**WORK REQUIRED**
Please count the lines in the listing below where the word "object" appears. Give the number only.

Figure record extracts:
^^^^
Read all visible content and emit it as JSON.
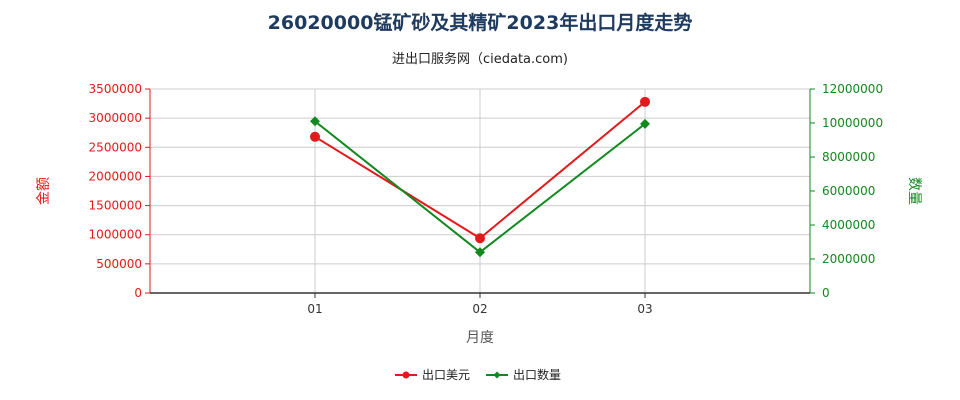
{
  "title": "26020000锰矿砂及其精矿2023年出口月度走势",
  "subtitle": "进出口服务网（ciedata.com)",
  "colors": {
    "value": "#e31a1c",
    "quantity": "#12881f",
    "grid": "#cccccc",
    "axis": "#333333"
  },
  "chart_data": {
    "type": "line",
    "categories": [
      "01",
      "02",
      "03"
    ],
    "xlabel": "月度",
    "y_left_label": "金额",
    "y_right_label": "数量",
    "y_left_lim": [
      0,
      3500000
    ],
    "y_left_ticks": [
      "0",
      "500000",
      "1000000",
      "1500000",
      "2000000",
      "2500000",
      "3000000",
      "3500000"
    ],
    "y_right_lim": [
      0,
      12000000
    ],
    "y_right_ticks": [
      "0",
      "2000000",
      "4000000",
      "6000000",
      "8000000",
      "10000000",
      "12000000"
    ],
    "grid": true,
    "legend_position": "bottom-center",
    "series": [
      {
        "name": "出口美元",
        "axis": "left",
        "color": "#e31a1c",
        "marker": "circle",
        "values": [
          2680000,
          940000,
          3280000
        ]
      },
      {
        "name": "出口数量",
        "axis": "right",
        "color": "#12881f",
        "marker": "diamond",
        "values": [
          10100000,
          2400000,
          9950000
        ]
      }
    ]
  }
}
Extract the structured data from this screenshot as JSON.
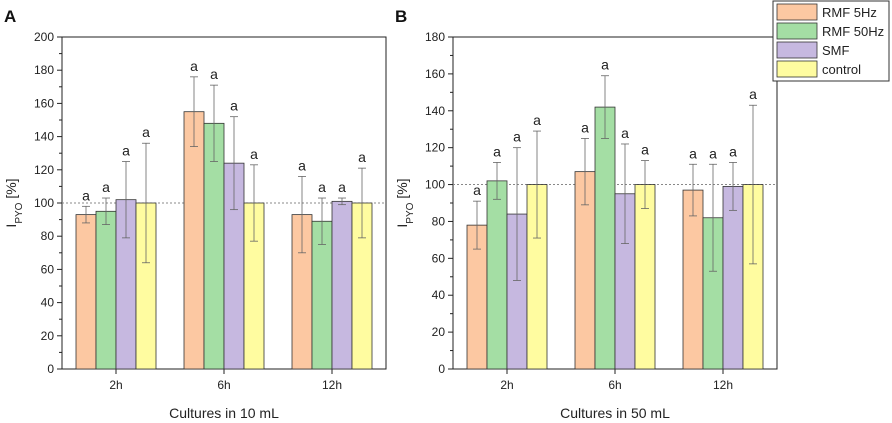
{
  "legend": {
    "entries": [
      {
        "name": "RMF 5Hz",
        "color": "#fcc8a2"
      },
      {
        "name": "RMF 50Hz",
        "color": "#a4dea4"
      },
      {
        "name": "SMF",
        "color": "#c6b8e0"
      },
      {
        "name": "control",
        "color": "#fffca0"
      }
    ]
  },
  "chart_data": [
    {
      "type": "bar",
      "panel": "A",
      "title": "",
      "xlabel": "Cultures in 10 mL",
      "ylabel_main": "I",
      "ylabel_sub": "PYO",
      "ylabel_tail": " [%]",
      "ylim": [
        0,
        200
      ],
      "yticks": [
        0,
        20,
        40,
        60,
        80,
        100,
        120,
        140,
        160,
        180,
        200
      ],
      "reference_line": 100,
      "categories": [
        "2h",
        "6h",
        "12h"
      ],
      "series": [
        {
          "name": "RMF 5Hz",
          "values": [
            93,
            155,
            93
          ],
          "errors": [
            5,
            21,
            23
          ],
          "labels": [
            "a",
            "a",
            "a"
          ]
        },
        {
          "name": "RMF 50Hz",
          "values": [
            95,
            148,
            89
          ],
          "errors": [
            8,
            23,
            14
          ],
          "labels": [
            "a",
            "a",
            "a"
          ]
        },
        {
          "name": "SMF",
          "values": [
            102,
            124,
            101
          ],
          "errors": [
            23,
            28,
            2
          ],
          "labels": [
            "a",
            "a",
            "a"
          ]
        },
        {
          "name": "control",
          "values": [
            100,
            100,
            100
          ],
          "errors": [
            36,
            23,
            21
          ],
          "labels": [
            "a",
            "a",
            "a"
          ]
        }
      ]
    },
    {
      "type": "bar",
      "panel": "B",
      "title": "",
      "xlabel": "Cultures in 50 mL",
      "ylabel_main": "I",
      "ylabel_sub": "PYO",
      "ylabel_tail": " [%]",
      "ylim": [
        0,
        180
      ],
      "yticks": [
        0,
        20,
        40,
        60,
        80,
        100,
        120,
        140,
        160,
        180
      ],
      "reference_line": 100,
      "categories": [
        "2h",
        "6h",
        "12h"
      ],
      "series": [
        {
          "name": "RMF 5Hz",
          "values": [
            78,
            107,
            97
          ],
          "errors": [
            13,
            18,
            14
          ],
          "labels": [
            "a",
            "a",
            "a"
          ]
        },
        {
          "name": "RMF 50Hz",
          "values": [
            102,
            142,
            82
          ],
          "errors": [
            10,
            17,
            29
          ],
          "labels": [
            "a",
            "a",
            "a"
          ]
        },
        {
          "name": "SMF",
          "values": [
            84,
            95,
            99
          ],
          "errors": [
            36,
            27,
            13
          ],
          "labels": [
            "a",
            "a",
            "a"
          ]
        },
        {
          "name": "control",
          "values": [
            100,
            100,
            100
          ],
          "errors": [
            29,
            13,
            43
          ],
          "labels": [
            "a",
            "a",
            "a"
          ]
        }
      ]
    }
  ]
}
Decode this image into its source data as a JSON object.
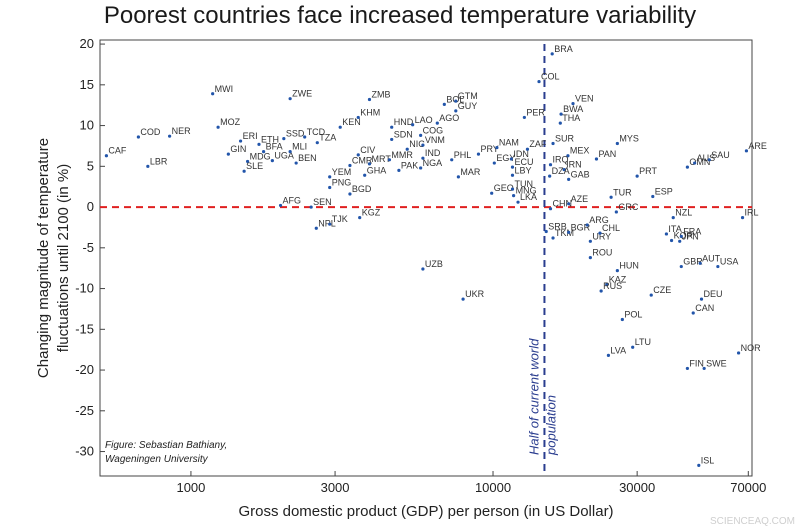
{
  "chart_data": {
    "type": "scatter",
    "title": "Poorest countries face increased temperature variability",
    "xlabel": "Gross domestic product (GDP) per person (in US Dollar)",
    "ylabel_lines": [
      "Changing magnitude of temperature",
      "fluctuations until 2100 (in %)"
    ],
    "x_scale": "log",
    "xlim": [
      500,
      72000
    ],
    "ylim": [
      -33,
      20.5
    ],
    "x_ticks": [
      1000,
      3000,
      10000,
      30000,
      70000
    ],
    "x_tick_labels": [
      "1000",
      "3000",
      "10000",
      "30000",
      "70000"
    ],
    "y_ticks": [
      20,
      15,
      10,
      5,
      0,
      -5,
      -10,
      -15,
      -20,
      -25,
      -30
    ],
    "zero_line": {
      "y": 0,
      "color": "#e02020",
      "style": "dashed"
    },
    "median_line": {
      "x": 14800,
      "color": "#2a3d8f",
      "style": "dashed",
      "label_lines": [
        "Half of current world",
        "population"
      ]
    },
    "annotation_lines": [
      "Figure: Sebastian Bathiany,",
      "Wageningen University"
    ],
    "point_color": "#2255aa",
    "points": [
      {
        "label": "CAF",
        "x": 525,
        "y": 6.3
      },
      {
        "label": "COD",
        "x": 670,
        "y": 8.6
      },
      {
        "label": "LBR",
        "x": 720,
        "y": 5.0
      },
      {
        "label": "NER",
        "x": 850,
        "y": 8.7
      },
      {
        "label": "MWI",
        "x": 1180,
        "y": 13.9
      },
      {
        "label": "MOZ",
        "x": 1230,
        "y": 9.8
      },
      {
        "label": "GIN",
        "x": 1330,
        "y": 6.5
      },
      {
        "label": "ERI",
        "x": 1460,
        "y": 8.1
      },
      {
        "label": "MDG",
        "x": 1540,
        "y": 5.6
      },
      {
        "label": "SLE",
        "x": 1500,
        "y": 4.4
      },
      {
        "label": "ETH",
        "x": 1680,
        "y": 7.7
      },
      {
        "label": "BFA",
        "x": 1740,
        "y": 6.8
      },
      {
        "label": "UGA",
        "x": 1860,
        "y": 5.7
      },
      {
        "label": "SSD",
        "x": 2030,
        "y": 8.4
      },
      {
        "label": "MLI",
        "x": 2130,
        "y": 6.8
      },
      {
        "label": "BEN",
        "x": 2230,
        "y": 5.4
      },
      {
        "label": "ZWE",
        "x": 2130,
        "y": 13.3
      },
      {
        "label": "TCD",
        "x": 2380,
        "y": 8.6
      },
      {
        "label": "AFG",
        "x": 1980,
        "y": 0.2
      },
      {
        "label": "TZA",
        "x": 2620,
        "y": 7.9
      },
      {
        "label": "SEN",
        "x": 2500,
        "y": 0.0
      },
      {
        "label": "NPL",
        "x": 2600,
        "y": -2.6
      },
      {
        "label": "TJK",
        "x": 2880,
        "y": -2.1
      },
      {
        "label": "YEM",
        "x": 2880,
        "y": 3.7
      },
      {
        "label": "PNG",
        "x": 2880,
        "y": 2.4
      },
      {
        "label": "KEN",
        "x": 3120,
        "y": 9.8
      },
      {
        "label": "KHM",
        "x": 3580,
        "y": 11.0
      },
      {
        "label": "CIV",
        "x": 3580,
        "y": 6.4
      },
      {
        "label": "CMR",
        "x": 3360,
        "y": 5.1
      },
      {
        "label": "BGD",
        "x": 3360,
        "y": 1.6
      },
      {
        "label": "KGZ",
        "x": 3620,
        "y": -1.3
      },
      {
        "label": "ZMB",
        "x": 3900,
        "y": 13.2
      },
      {
        "label": "MRT",
        "x": 3900,
        "y": 5.3
      },
      {
        "label": "GHA",
        "x": 3760,
        "y": 3.9
      },
      {
        "label": "HND",
        "x": 4620,
        "y": 9.8
      },
      {
        "label": "SDN",
        "x": 4620,
        "y": 8.3
      },
      {
        "label": "MMR",
        "x": 4540,
        "y": 5.8
      },
      {
        "label": "PAK",
        "x": 4880,
        "y": 4.5
      },
      {
        "label": "NIC",
        "x": 5200,
        "y": 7.1
      },
      {
        "label": "LAO",
        "x": 5420,
        "y": 10.1
      },
      {
        "label": "COG",
        "x": 5760,
        "y": 8.8
      },
      {
        "label": "VNM",
        "x": 5860,
        "y": 7.6
      },
      {
        "label": "IND",
        "x": 5860,
        "y": 6.0
      },
      {
        "label": "NGA",
        "x": 5760,
        "y": 4.8
      },
      {
        "label": "UZB",
        "x": 5860,
        "y": -7.6
      },
      {
        "label": "AGO",
        "x": 6540,
        "y": 10.3
      },
      {
        "label": "BOL",
        "x": 6900,
        "y": 12.6
      },
      {
        "label": "GTM",
        "x": 7530,
        "y": 13.0
      },
      {
        "label": "GUY",
        "x": 7530,
        "y": 11.8
      },
      {
        "label": "PHL",
        "x": 7300,
        "y": 5.8
      },
      {
        "label": "MAR",
        "x": 7680,
        "y": 3.7
      },
      {
        "label": "UKR",
        "x": 7960,
        "y": -11.3
      },
      {
        "label": "PRY",
        "x": 8950,
        "y": 6.5
      },
      {
        "label": "EGY",
        "x": 10100,
        "y": 5.4
      },
      {
        "label": "NAM",
        "x": 10300,
        "y": 7.3
      },
      {
        "label": "IDN",
        "x": 11500,
        "y": 5.9
      },
      {
        "label": "ECU",
        "x": 11600,
        "y": 4.9
      },
      {
        "label": "LBY",
        "x": 11600,
        "y": 3.9
      },
      {
        "label": "ZAF",
        "x": 13000,
        "y": 7.1
      },
      {
        "label": "GEO",
        "x": 9900,
        "y": 1.7
      },
      {
        "label": "TUN",
        "x": 11600,
        "y": 2.2
      },
      {
        "label": "MNG",
        "x": 11700,
        "y": 1.4
      },
      {
        "label": "LKA",
        "x": 12100,
        "y": 0.6
      },
      {
        "label": "PER",
        "x": 12700,
        "y": 11.0
      },
      {
        "label": "COL",
        "x": 14200,
        "y": 15.4
      },
      {
        "label": "BRA",
        "x": 15700,
        "y": 18.8
      },
      {
        "label": "CHN",
        "x": 15500,
        "y": -0.2
      },
      {
        "label": "SRB",
        "x": 15000,
        "y": -3.0
      },
      {
        "label": "TKM",
        "x": 15800,
        "y": -3.8
      },
      {
        "label": "SUR",
        "x": 15800,
        "y": 7.8
      },
      {
        "label": "BWA",
        "x": 16800,
        "y": 11.4
      },
      {
        "label": "THA",
        "x": 16700,
        "y": 10.3
      },
      {
        "label": "VEN",
        "x": 18400,
        "y": 12.7
      },
      {
        "label": "MEX",
        "x": 17700,
        "y": 6.3
      },
      {
        "label": "IRQ",
        "x": 15500,
        "y": 5.2
      },
      {
        "label": "IRN",
        "x": 17200,
        "y": 4.6
      },
      {
        "label": "DZA",
        "x": 15400,
        "y": 3.8
      },
      {
        "label": "GAB",
        "x": 17800,
        "y": 3.4
      },
      {
        "label": "AZE",
        "x": 17800,
        "y": 0.4
      },
      {
        "label": "BGR",
        "x": 17800,
        "y": -3.1
      },
      {
        "label": "ARG",
        "x": 20500,
        "y": -2.2
      },
      {
        "label": "URY",
        "x": 21000,
        "y": -4.2
      },
      {
        "label": "CHL",
        "x": 22600,
        "y": -3.2
      },
      {
        "label": "ROU",
        "x": 21000,
        "y": -6.2
      },
      {
        "label": "PAN",
        "x": 22000,
        "y": 5.9
      },
      {
        "label": "MYS",
        "x": 25800,
        "y": 7.8
      },
      {
        "label": "TUR",
        "x": 24600,
        "y": 1.2
      },
      {
        "label": "GRC",
        "x": 25600,
        "y": -0.6
      },
      {
        "label": "HUN",
        "x": 25800,
        "y": -7.8
      },
      {
        "label": "KAZ",
        "x": 23800,
        "y": -9.5
      },
      {
        "label": "RUS",
        "x": 22800,
        "y": -10.3
      },
      {
        "label": "LVA",
        "x": 24100,
        "y": -18.2
      },
      {
        "label": "POL",
        "x": 26800,
        "y": -13.8
      },
      {
        "label": "LTU",
        "x": 29000,
        "y": -17.2
      },
      {
        "label": "PRT",
        "x": 30000,
        "y": 3.8
      },
      {
        "label": "ESP",
        "x": 33800,
        "y": 1.3
      },
      {
        "label": "CZE",
        "x": 33400,
        "y": -10.8
      },
      {
        "label": "NZL",
        "x": 39500,
        "y": -1.3
      },
      {
        "label": "ITA",
        "x": 37500,
        "y": -3.3
      },
      {
        "label": "KOR",
        "x": 39000,
        "y": -4.1
      },
      {
        "label": "FRA",
        "x": 42000,
        "y": -3.6
      },
      {
        "label": "JPN",
        "x": 41500,
        "y": -4.2
      },
      {
        "label": "GBR",
        "x": 42000,
        "y": -7.3
      },
      {
        "label": "AUT",
        "x": 48500,
        "y": -6.9
      },
      {
        "label": "USA",
        "x": 55500,
        "y": -7.3
      },
      {
        "label": "FIN",
        "x": 44000,
        "y": -19.8
      },
      {
        "label": "SWE",
        "x": 50000,
        "y": -19.8
      },
      {
        "label": "CAN",
        "x": 46000,
        "y": -13.0
      },
      {
        "label": "DEU",
        "x": 49000,
        "y": -11.3
      },
      {
        "label": "OMN",
        "x": 44000,
        "y": 4.9
      },
      {
        "label": "AUS",
        "x": 46500,
        "y": 5.4
      },
      {
        "label": "SAU",
        "x": 52000,
        "y": 5.8
      },
      {
        "label": "ARE",
        "x": 69000,
        "y": 6.9
      },
      {
        "label": "IRL",
        "x": 67000,
        "y": -1.3
      },
      {
        "label": "NOR",
        "x": 65000,
        "y": -17.9
      },
      {
        "label": "ISL",
        "x": 48000,
        "y": -31.7
      }
    ]
  },
  "watermark": "SCIENCEAQ.COM"
}
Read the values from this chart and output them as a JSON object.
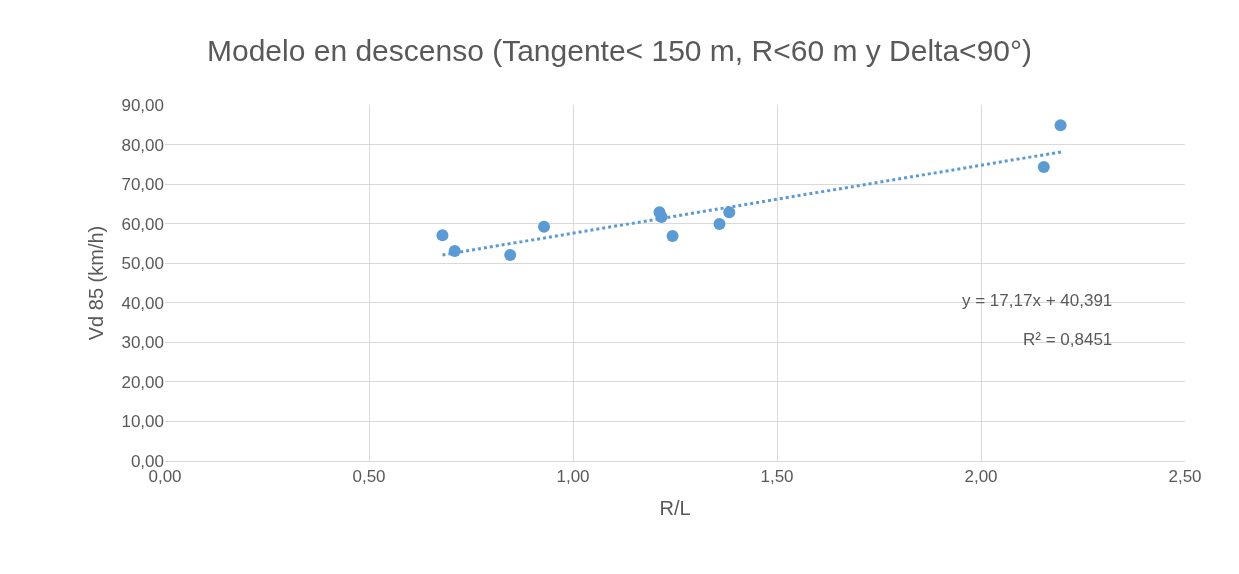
^^^^
**SOLUTION TO THE PROBLEM**
2